(Records from a data collection)
◆ ◆ ◆ ◆ ◆
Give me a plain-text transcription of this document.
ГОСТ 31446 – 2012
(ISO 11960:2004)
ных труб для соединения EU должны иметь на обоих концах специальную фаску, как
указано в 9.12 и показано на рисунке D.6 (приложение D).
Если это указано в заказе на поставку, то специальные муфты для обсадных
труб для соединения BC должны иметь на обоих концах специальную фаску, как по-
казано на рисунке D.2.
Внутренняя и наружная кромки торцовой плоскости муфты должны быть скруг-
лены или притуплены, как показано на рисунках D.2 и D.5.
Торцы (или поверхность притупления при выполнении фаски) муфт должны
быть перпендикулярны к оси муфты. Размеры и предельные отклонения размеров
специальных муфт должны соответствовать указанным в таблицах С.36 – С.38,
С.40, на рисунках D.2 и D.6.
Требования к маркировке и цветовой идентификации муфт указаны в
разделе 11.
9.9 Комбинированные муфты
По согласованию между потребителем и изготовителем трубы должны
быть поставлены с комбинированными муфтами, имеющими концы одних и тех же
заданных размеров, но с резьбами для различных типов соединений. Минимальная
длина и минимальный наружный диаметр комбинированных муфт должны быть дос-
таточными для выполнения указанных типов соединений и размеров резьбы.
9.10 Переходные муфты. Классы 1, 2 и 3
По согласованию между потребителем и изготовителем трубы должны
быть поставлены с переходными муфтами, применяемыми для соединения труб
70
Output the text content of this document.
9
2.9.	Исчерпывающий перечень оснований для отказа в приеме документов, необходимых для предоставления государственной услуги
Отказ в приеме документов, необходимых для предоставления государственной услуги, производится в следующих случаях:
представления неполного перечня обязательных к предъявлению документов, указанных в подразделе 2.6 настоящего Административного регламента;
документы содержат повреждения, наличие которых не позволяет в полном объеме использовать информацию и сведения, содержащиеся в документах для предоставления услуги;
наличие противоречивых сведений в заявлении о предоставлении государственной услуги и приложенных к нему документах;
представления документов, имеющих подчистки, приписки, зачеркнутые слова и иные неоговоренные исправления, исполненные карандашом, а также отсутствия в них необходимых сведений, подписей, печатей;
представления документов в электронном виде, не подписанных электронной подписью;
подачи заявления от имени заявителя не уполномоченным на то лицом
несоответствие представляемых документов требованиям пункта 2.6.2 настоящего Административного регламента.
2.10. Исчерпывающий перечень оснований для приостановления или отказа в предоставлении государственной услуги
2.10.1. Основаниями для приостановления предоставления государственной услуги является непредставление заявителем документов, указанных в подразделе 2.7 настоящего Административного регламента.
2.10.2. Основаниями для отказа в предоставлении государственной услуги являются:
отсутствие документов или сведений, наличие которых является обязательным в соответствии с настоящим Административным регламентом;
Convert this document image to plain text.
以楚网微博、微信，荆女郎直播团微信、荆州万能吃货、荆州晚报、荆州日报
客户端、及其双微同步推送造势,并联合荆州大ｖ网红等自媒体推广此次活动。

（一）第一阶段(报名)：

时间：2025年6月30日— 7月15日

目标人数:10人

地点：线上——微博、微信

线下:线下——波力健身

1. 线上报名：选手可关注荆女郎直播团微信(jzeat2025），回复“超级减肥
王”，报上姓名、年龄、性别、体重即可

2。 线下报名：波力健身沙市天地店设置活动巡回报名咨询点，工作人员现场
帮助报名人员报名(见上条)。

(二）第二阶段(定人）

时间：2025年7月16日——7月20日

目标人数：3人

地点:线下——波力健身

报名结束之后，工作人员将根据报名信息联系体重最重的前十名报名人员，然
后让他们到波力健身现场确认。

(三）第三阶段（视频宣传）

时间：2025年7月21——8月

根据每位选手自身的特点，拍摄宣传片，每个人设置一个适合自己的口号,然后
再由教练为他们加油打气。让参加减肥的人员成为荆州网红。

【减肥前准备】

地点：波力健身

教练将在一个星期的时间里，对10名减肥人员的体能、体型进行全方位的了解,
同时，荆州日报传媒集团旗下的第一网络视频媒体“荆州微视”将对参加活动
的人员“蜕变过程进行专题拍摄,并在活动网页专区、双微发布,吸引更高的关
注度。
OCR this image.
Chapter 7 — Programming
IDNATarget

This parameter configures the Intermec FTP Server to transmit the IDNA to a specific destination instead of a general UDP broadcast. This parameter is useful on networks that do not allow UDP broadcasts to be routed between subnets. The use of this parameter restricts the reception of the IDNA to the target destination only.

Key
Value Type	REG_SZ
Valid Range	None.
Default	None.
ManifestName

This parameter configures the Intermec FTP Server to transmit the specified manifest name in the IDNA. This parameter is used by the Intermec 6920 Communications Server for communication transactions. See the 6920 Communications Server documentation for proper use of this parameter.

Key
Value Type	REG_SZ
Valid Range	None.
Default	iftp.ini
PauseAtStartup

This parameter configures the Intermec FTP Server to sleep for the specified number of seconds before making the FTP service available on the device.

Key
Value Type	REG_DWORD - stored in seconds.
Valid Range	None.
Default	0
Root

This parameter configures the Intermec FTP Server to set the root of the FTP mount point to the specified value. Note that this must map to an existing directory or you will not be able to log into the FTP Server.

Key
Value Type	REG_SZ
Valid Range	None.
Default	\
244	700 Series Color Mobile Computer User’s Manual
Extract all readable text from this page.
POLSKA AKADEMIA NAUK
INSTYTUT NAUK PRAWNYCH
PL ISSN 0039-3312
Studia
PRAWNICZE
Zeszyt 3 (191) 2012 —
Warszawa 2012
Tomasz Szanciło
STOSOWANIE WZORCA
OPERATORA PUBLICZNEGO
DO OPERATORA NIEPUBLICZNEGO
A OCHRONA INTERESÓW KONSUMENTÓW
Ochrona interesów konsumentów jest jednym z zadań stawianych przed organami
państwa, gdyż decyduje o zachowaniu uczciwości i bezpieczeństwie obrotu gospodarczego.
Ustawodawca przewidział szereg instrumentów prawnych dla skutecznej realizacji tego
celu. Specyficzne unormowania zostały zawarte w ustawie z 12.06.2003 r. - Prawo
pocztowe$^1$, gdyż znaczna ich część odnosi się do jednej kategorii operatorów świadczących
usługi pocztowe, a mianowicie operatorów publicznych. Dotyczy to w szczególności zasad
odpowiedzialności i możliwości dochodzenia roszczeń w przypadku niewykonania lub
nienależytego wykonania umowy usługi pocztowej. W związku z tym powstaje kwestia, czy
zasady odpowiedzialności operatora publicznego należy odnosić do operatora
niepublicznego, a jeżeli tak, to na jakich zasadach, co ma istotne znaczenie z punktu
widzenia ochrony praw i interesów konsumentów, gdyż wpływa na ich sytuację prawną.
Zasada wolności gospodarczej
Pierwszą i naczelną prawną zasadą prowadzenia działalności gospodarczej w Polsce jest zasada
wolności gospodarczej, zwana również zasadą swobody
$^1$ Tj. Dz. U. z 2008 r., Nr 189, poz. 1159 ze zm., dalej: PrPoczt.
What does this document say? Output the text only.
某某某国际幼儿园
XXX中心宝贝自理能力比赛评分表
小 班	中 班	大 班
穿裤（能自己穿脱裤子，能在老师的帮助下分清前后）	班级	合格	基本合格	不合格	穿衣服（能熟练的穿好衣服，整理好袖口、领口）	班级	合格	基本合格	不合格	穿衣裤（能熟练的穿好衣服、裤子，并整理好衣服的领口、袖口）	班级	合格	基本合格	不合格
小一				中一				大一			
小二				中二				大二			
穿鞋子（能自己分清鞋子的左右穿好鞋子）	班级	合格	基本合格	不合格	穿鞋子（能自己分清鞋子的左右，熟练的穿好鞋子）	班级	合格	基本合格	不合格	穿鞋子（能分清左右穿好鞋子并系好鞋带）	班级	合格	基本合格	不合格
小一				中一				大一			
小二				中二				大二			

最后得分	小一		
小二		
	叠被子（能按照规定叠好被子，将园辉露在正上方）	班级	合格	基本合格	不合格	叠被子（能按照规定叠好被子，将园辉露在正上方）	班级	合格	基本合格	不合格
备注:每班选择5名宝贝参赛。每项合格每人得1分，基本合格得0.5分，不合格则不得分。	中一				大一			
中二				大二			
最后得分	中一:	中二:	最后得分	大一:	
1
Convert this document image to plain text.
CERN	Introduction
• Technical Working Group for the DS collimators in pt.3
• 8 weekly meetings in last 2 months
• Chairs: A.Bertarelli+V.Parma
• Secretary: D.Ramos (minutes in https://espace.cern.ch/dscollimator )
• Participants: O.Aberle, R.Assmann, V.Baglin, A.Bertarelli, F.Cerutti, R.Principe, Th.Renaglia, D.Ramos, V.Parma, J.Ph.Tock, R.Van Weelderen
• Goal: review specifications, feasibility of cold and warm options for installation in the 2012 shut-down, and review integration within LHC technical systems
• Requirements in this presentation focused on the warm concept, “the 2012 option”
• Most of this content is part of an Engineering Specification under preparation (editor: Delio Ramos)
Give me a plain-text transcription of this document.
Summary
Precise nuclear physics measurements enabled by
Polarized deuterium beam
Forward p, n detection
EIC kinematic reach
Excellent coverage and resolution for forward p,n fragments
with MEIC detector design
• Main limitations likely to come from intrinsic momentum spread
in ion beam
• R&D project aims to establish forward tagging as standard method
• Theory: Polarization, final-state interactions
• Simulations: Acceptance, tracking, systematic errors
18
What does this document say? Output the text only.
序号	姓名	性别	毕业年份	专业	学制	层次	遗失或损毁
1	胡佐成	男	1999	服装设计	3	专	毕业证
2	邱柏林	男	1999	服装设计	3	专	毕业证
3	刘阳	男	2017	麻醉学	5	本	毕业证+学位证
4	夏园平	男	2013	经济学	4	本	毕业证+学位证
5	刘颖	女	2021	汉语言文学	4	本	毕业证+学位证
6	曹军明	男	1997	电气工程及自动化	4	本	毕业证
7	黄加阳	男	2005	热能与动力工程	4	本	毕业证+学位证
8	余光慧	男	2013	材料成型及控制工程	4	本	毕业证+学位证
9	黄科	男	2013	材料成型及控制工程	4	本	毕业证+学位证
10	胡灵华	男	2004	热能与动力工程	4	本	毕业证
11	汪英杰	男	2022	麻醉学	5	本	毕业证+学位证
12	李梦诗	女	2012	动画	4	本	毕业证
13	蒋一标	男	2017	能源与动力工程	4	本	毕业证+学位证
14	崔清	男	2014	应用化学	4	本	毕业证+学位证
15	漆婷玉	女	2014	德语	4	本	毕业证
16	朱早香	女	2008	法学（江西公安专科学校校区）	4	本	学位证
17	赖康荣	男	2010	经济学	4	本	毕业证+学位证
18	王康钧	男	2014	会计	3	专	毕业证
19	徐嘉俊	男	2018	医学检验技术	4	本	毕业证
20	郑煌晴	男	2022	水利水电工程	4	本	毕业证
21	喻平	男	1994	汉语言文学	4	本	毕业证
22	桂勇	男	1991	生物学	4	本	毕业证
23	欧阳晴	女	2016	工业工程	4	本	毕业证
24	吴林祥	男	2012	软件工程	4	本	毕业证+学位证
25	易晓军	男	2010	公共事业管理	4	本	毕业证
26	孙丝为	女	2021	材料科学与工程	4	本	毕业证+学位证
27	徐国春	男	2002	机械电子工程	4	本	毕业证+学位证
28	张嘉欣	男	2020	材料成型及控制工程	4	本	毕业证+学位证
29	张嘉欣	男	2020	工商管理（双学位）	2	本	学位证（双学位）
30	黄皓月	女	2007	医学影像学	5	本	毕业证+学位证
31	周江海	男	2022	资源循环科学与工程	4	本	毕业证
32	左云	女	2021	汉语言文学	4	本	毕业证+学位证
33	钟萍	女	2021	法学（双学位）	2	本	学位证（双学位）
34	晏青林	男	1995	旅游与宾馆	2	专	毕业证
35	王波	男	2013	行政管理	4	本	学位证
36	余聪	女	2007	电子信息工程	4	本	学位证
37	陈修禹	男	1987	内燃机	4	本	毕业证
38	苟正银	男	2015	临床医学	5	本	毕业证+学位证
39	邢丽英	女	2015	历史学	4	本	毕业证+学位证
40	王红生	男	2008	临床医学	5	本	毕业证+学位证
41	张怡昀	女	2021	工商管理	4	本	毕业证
◆ ◆ ◆ ◆ ◆
SET EXERCISE:
Look over the listing. Pull out every line with the string "предоставлении" in it.

RESULT OF THIS TASK:
наличие противоречивых сведений в заявлении о предоставлении государственной услуги и приложенных к нему документах;
2.10. Исчерпывающий перечень оснований для приостановления или отказа в предоставлении государственной услуги
2.10.2. Основаниями для отказа в предоставлении государственной услуги являются:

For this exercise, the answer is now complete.